> _Written instruction_: Separate out the lines that hold "soluție".

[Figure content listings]
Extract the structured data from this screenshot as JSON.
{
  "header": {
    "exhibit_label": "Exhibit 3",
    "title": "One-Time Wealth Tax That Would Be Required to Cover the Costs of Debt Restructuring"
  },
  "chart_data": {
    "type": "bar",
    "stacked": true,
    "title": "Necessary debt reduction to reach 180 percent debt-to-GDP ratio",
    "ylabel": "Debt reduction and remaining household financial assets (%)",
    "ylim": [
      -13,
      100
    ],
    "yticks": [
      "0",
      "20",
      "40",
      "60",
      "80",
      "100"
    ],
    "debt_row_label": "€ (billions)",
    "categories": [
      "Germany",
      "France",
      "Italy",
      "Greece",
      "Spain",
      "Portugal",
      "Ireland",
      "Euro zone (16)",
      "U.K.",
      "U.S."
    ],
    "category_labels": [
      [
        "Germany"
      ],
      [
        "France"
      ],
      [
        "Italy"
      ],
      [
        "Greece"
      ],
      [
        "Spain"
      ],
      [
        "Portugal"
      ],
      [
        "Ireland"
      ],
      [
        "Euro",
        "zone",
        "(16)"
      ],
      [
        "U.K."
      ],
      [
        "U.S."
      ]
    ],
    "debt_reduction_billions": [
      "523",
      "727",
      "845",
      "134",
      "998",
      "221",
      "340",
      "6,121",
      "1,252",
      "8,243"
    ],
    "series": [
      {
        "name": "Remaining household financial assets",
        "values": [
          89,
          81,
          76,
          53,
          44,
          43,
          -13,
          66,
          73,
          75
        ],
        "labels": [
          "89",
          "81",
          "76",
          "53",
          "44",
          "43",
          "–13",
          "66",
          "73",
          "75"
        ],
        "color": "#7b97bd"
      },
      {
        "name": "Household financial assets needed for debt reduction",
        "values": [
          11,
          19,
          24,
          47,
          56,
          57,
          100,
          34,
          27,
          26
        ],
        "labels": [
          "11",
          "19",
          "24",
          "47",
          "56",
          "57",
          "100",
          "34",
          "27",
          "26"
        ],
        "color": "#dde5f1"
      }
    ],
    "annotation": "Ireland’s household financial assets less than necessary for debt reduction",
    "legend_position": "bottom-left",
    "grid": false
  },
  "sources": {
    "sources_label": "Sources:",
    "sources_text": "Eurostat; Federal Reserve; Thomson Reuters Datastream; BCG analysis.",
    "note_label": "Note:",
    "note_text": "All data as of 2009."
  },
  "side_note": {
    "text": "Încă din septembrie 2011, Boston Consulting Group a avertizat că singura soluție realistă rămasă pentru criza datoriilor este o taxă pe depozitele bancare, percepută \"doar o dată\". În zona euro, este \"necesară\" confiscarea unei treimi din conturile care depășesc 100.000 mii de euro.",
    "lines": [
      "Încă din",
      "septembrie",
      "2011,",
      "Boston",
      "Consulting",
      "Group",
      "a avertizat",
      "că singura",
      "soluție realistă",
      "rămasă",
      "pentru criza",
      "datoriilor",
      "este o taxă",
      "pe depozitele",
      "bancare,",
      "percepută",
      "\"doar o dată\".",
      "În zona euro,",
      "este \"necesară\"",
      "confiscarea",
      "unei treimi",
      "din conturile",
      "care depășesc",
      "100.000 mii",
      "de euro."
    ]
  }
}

> _Full answer_:
    "text": "Încă din septembrie 2011, Boston Consulting Group a avertizat că singura soluție realistă rămasă pentru criza datoriilor este o taxă pe depozitele bancare, percepută \"doar o dată\". În zona euro, este \"necesară\" confiscarea unei treimi din conturile care depășesc 100.000 mii de euro.",
      "soluție realistă",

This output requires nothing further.